→ PROMPT
Pick every line with "rate" from the material below.
───── SOURCE DATA ─────
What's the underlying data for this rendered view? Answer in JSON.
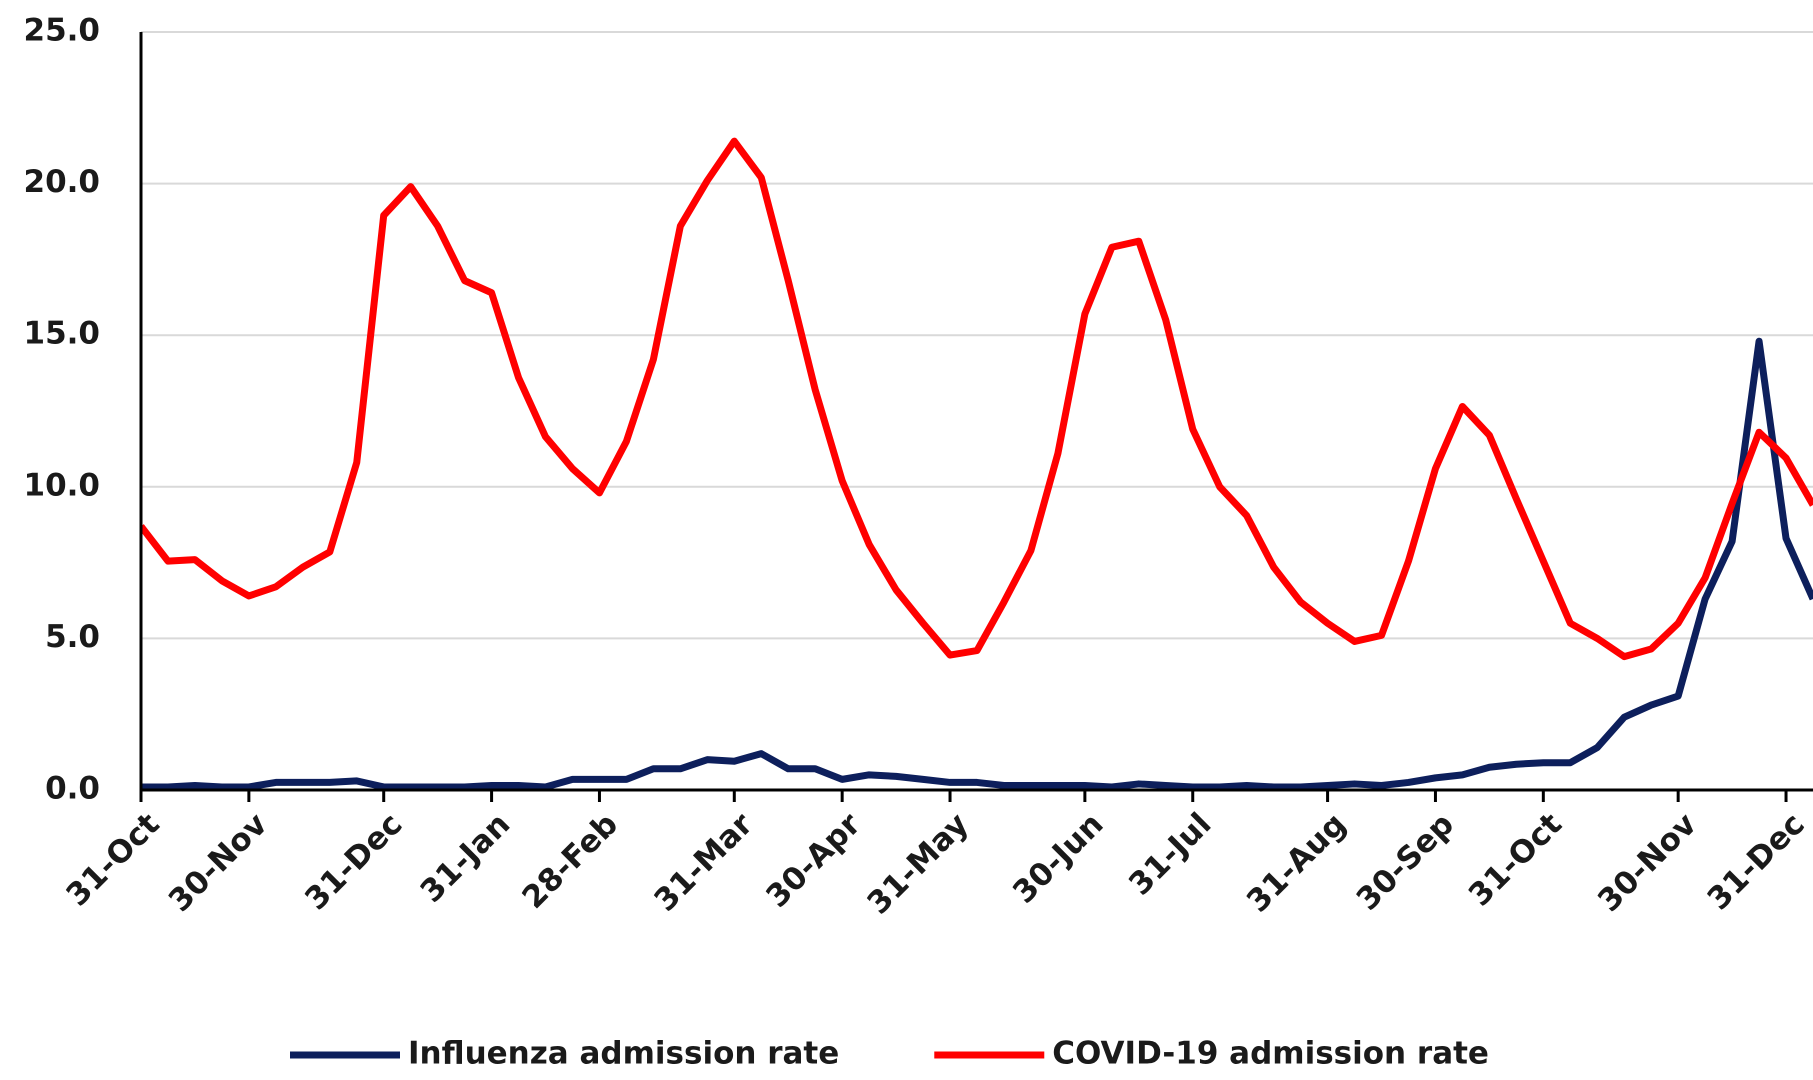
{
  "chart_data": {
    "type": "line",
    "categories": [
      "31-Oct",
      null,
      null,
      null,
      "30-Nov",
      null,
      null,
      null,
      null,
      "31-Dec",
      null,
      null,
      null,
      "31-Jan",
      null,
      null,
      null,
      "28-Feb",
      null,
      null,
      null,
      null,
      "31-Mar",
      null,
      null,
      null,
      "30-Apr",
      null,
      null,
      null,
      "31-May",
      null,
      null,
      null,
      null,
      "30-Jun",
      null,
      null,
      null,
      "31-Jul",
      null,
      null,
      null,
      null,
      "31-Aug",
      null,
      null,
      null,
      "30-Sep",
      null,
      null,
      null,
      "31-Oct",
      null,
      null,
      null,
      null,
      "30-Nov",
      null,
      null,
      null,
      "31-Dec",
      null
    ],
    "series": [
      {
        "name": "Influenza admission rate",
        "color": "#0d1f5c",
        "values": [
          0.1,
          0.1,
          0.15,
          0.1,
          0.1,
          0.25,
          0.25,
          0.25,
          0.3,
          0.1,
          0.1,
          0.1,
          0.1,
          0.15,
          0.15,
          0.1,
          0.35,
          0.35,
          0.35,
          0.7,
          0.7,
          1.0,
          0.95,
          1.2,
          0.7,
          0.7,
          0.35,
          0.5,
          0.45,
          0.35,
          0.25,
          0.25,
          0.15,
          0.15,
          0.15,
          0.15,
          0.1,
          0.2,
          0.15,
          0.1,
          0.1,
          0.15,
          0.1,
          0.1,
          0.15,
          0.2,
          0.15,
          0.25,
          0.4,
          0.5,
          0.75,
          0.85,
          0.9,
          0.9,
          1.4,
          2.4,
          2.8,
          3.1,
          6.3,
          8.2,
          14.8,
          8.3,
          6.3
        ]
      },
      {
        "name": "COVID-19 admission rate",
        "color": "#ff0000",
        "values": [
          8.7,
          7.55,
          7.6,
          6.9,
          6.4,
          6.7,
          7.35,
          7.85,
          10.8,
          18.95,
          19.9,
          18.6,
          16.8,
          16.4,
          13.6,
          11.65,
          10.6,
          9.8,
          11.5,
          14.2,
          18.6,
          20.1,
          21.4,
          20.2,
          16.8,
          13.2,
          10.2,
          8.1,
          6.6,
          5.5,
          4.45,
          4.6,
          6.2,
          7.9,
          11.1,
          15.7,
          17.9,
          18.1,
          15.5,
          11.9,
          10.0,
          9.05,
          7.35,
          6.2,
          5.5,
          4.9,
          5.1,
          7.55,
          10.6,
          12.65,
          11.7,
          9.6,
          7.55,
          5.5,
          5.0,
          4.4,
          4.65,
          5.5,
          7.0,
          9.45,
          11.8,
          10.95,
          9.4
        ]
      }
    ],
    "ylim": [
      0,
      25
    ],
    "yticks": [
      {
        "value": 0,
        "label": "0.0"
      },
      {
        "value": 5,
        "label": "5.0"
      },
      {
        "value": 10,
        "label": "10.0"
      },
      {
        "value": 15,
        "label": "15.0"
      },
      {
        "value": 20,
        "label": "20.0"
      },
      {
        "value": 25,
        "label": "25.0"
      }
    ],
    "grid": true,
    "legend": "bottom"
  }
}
─────
───── SOURCE DATA ─────
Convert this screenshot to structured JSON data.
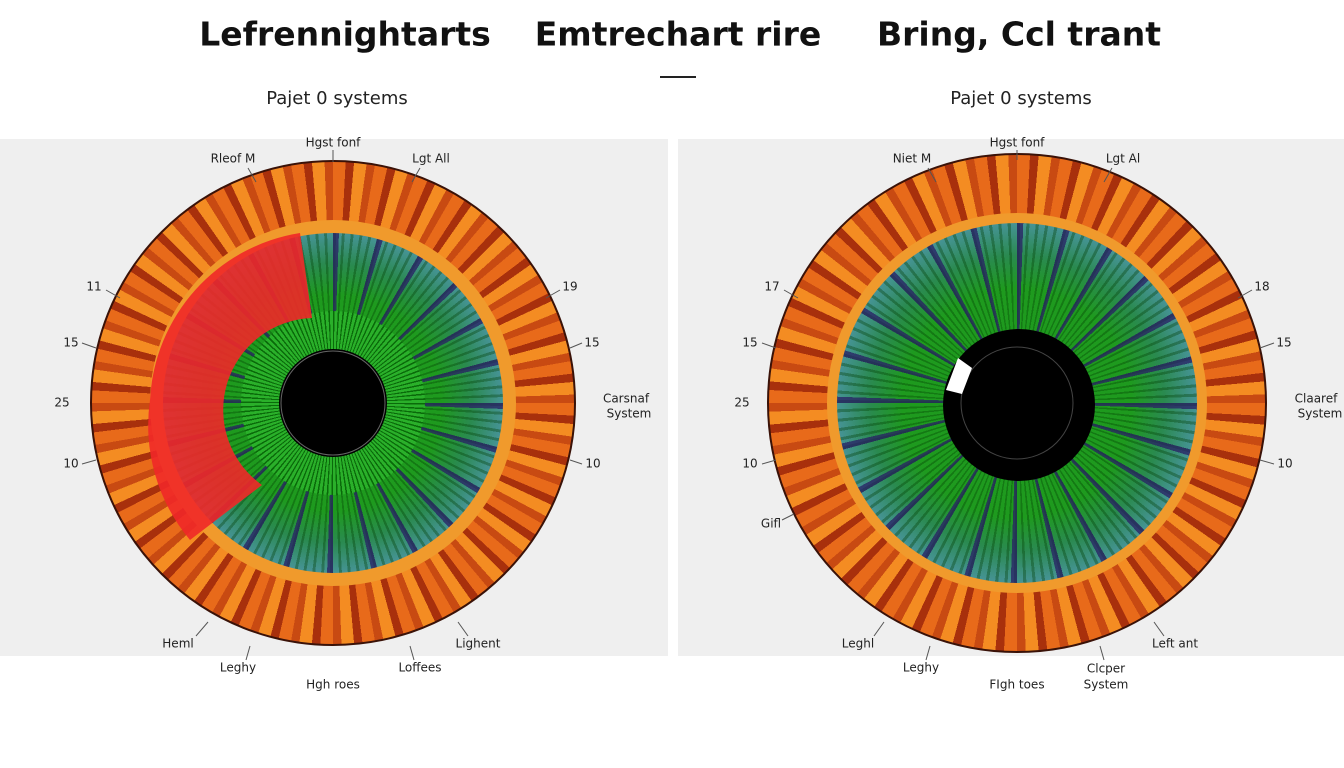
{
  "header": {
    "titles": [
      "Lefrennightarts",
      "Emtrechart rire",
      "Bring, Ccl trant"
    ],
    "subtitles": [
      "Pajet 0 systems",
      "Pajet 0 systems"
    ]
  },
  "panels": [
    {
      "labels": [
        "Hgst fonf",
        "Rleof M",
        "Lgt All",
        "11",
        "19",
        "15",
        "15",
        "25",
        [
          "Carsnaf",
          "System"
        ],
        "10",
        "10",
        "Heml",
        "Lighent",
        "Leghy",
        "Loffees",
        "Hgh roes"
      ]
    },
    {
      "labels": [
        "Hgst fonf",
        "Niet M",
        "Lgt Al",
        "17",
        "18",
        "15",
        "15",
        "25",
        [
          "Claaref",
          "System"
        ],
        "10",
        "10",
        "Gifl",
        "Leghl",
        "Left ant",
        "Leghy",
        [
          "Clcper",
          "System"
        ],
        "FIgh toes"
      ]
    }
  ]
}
─────
───── SOURCE DATA ─────
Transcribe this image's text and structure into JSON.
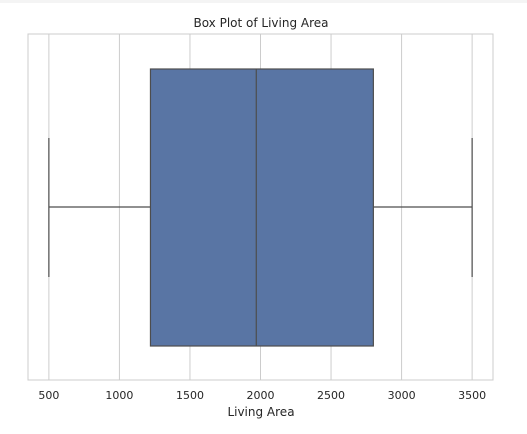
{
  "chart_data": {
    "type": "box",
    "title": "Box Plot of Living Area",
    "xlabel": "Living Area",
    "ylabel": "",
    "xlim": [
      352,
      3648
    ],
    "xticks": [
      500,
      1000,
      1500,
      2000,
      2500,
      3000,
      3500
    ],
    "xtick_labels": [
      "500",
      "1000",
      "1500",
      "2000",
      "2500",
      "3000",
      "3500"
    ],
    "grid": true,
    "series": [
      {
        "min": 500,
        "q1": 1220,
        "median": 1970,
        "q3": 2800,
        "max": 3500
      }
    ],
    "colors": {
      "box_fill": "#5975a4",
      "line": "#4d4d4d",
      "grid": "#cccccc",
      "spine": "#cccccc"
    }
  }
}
─────
→ OUTPUT OF THE TASK
        "name": "Influenza admission rate",
        "name": "COVID-19 admission rate",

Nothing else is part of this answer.